▶ **Directions**
Reproduce the records that follow in full, excluding any picture they contain.

▶ **Data shown**
+--

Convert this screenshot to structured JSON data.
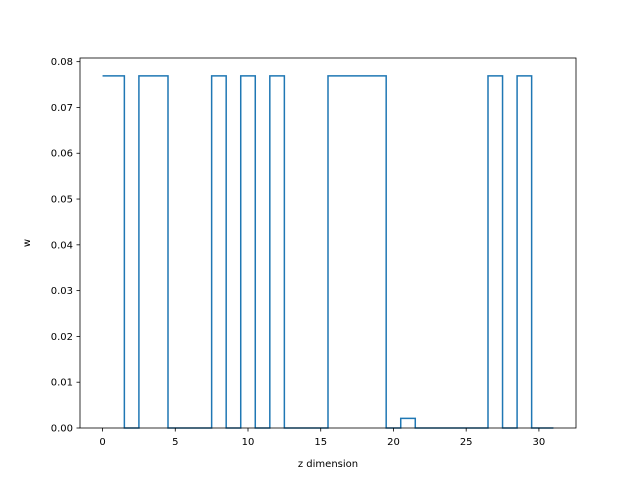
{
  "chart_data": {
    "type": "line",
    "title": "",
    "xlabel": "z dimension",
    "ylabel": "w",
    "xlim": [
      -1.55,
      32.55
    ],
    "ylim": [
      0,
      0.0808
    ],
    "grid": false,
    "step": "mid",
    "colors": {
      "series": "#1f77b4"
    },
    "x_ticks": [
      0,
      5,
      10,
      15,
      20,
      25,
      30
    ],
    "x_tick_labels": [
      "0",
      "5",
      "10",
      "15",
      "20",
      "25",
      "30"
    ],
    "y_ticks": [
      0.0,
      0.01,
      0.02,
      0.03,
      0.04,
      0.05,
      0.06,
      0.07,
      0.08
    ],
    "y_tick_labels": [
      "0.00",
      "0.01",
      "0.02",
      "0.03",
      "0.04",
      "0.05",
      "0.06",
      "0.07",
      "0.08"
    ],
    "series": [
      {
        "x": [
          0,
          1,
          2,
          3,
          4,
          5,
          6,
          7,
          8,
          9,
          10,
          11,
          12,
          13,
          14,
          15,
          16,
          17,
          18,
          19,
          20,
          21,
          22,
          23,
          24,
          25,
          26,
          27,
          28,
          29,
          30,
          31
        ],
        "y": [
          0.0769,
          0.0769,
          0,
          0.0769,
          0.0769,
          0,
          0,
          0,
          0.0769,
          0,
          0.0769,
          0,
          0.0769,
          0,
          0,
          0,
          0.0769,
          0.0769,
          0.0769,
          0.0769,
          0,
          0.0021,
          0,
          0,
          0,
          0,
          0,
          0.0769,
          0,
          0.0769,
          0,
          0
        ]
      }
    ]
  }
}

+--

▶ **Result of this task**
Convert this screenshot to structured JSON data.
{
  "chart_data": {
    "type": "line",
    "title": "",
    "xlabel": "z dimension",
    "ylabel": "w",
    "xlim": [
      -1.55,
      32.55
    ],
    "ylim": [
      0,
      0.0808
    ],
    "grid": false,
    "step": "mid",
    "colors": {
      "series": "#1f77b4"
    },
    "x_ticks": [
      0,
      5,
      10,
      15,
      20,
      25,
      30
    ],
    "x_tick_labels": [
      "0",
      "5",
      "10",
      "15",
      "20",
      "25",
      "30"
    ],
    "y_ticks": [
      0.0,
      0.01,
      0.02,
      0.03,
      0.04,
      0.05,
      0.06,
      0.07,
      0.08
    ],
    "y_tick_labels": [
      "0.00",
      "0.01",
      "0.02",
      "0.03",
      "0.04",
      "0.05",
      "0.06",
      "0.07",
      "0.08"
    ],
    "series": [
      {
        "x": [
          0,
          1,
          2,
          3,
          4,
          5,
          6,
          7,
          8,
          9,
          10,
          11,
          12,
          13,
          14,
          15,
          16,
          17,
          18,
          19,
          20,
          21,
          22,
          23,
          24,
          25,
          26,
          27,
          28,
          29,
          30,
          31
        ],
        "y": [
          0.0769,
          0.0769,
          0,
          0.0769,
          0.0769,
          0,
          0,
          0,
          0.0769,
          0,
          0.0769,
          0,
          0.0769,
          0,
          0,
          0,
          0.0769,
          0.0769,
          0.0769,
          0.0769,
          0,
          0.0021,
          0,
          0,
          0,
          0,
          0,
          0.0769,
          0,
          0.0769,
          0,
          0
        ]
      }
    ]
  }
}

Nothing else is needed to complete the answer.